Work instruction: Return a copy of every line in the data below that contains "found".

Listed records:
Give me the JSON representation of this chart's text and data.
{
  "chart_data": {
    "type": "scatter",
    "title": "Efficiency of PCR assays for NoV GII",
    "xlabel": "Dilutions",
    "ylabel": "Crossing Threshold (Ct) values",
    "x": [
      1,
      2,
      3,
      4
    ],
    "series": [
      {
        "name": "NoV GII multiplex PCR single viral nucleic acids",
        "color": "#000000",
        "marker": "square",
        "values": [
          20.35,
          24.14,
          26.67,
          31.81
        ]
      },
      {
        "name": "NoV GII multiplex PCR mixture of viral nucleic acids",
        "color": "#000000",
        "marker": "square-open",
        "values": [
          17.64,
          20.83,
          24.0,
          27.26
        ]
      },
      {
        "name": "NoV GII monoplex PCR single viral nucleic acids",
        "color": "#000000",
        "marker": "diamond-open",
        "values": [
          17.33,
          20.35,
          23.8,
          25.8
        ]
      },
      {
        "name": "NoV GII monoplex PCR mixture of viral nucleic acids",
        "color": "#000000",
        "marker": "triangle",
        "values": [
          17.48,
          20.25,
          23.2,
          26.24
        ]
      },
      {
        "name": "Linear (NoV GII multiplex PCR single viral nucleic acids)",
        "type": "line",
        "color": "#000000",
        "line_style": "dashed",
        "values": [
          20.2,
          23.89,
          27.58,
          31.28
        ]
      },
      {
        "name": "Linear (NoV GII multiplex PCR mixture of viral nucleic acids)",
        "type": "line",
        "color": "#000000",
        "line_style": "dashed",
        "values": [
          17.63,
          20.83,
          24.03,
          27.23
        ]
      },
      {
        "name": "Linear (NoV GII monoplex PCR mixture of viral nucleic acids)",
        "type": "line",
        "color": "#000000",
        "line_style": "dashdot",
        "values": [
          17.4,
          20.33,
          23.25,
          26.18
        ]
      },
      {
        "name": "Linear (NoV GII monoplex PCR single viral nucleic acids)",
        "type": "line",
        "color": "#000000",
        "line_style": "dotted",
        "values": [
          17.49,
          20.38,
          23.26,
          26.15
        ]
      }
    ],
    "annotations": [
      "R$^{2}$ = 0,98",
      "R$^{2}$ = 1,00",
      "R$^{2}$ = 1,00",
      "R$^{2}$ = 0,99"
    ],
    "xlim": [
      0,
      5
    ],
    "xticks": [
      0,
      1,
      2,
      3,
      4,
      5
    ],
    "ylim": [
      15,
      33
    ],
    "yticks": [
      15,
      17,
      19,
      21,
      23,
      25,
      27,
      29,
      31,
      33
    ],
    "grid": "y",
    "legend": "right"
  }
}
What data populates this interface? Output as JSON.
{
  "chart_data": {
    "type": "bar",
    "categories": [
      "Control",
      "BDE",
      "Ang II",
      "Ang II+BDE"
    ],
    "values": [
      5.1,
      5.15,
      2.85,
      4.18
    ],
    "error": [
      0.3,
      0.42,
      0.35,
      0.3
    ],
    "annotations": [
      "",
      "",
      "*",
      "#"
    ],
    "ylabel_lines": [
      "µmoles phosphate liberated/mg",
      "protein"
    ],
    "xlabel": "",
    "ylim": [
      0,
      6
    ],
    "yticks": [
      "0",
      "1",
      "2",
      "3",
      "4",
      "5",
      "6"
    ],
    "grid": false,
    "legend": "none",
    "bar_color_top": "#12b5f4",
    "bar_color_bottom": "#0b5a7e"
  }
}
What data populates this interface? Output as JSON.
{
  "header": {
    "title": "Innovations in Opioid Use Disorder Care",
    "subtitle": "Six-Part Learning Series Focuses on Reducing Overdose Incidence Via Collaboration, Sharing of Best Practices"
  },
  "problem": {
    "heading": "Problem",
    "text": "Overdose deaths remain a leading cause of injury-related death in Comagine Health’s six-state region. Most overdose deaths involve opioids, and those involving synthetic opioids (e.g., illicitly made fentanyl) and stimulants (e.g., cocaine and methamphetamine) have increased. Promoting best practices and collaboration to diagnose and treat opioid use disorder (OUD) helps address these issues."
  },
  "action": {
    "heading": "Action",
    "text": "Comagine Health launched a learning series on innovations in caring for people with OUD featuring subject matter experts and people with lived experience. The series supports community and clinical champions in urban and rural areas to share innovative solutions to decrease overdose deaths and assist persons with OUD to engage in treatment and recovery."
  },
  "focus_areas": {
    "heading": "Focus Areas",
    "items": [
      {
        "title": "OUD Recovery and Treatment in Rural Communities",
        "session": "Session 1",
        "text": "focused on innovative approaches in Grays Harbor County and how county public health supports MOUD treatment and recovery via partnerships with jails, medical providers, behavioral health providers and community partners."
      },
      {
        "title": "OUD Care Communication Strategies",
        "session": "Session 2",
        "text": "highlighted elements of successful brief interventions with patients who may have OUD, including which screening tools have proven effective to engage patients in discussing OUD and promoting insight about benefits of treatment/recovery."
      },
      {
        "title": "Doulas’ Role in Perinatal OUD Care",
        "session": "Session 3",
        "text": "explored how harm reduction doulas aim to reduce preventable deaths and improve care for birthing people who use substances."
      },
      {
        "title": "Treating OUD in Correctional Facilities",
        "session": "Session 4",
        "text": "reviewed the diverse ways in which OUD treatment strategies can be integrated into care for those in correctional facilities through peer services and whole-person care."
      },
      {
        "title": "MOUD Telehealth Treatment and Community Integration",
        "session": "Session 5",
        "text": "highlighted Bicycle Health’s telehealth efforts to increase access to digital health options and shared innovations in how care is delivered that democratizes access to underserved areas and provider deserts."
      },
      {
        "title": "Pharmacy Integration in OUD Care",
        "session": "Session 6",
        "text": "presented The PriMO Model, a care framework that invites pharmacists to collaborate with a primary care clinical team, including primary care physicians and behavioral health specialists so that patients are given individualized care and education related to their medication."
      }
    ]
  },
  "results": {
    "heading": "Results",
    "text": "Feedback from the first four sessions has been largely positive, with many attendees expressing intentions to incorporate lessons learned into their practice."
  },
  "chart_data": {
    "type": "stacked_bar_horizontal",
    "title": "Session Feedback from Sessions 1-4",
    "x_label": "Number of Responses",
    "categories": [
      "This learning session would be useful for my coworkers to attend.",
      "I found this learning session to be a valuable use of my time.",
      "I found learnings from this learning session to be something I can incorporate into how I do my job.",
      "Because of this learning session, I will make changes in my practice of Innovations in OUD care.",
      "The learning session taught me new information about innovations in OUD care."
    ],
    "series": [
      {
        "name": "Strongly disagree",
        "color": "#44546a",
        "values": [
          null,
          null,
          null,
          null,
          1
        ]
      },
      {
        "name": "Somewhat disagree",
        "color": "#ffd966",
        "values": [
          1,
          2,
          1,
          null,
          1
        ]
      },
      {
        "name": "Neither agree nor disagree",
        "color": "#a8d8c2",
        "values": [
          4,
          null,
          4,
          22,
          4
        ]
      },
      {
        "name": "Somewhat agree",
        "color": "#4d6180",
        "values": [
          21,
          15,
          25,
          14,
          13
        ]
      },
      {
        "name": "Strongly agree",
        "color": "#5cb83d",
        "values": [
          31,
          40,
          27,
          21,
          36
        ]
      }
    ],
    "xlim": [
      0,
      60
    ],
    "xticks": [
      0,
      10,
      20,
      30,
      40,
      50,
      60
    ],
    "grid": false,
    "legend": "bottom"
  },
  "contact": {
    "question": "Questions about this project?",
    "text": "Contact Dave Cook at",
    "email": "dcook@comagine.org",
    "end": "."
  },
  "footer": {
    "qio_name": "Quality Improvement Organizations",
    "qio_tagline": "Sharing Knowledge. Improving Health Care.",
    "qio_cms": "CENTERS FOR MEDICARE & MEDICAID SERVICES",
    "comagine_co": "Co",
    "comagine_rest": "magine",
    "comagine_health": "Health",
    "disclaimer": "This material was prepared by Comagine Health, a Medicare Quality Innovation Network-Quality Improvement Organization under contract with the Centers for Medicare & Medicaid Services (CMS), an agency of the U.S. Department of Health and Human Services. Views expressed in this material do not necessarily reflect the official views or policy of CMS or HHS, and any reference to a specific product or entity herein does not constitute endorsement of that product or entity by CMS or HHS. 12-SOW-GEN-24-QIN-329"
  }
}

Completed exercise:
      "I found this learning session to be a valuable use of my time.",
      "I found learnings from this learning session to be something I can incorporate into how I do my job.",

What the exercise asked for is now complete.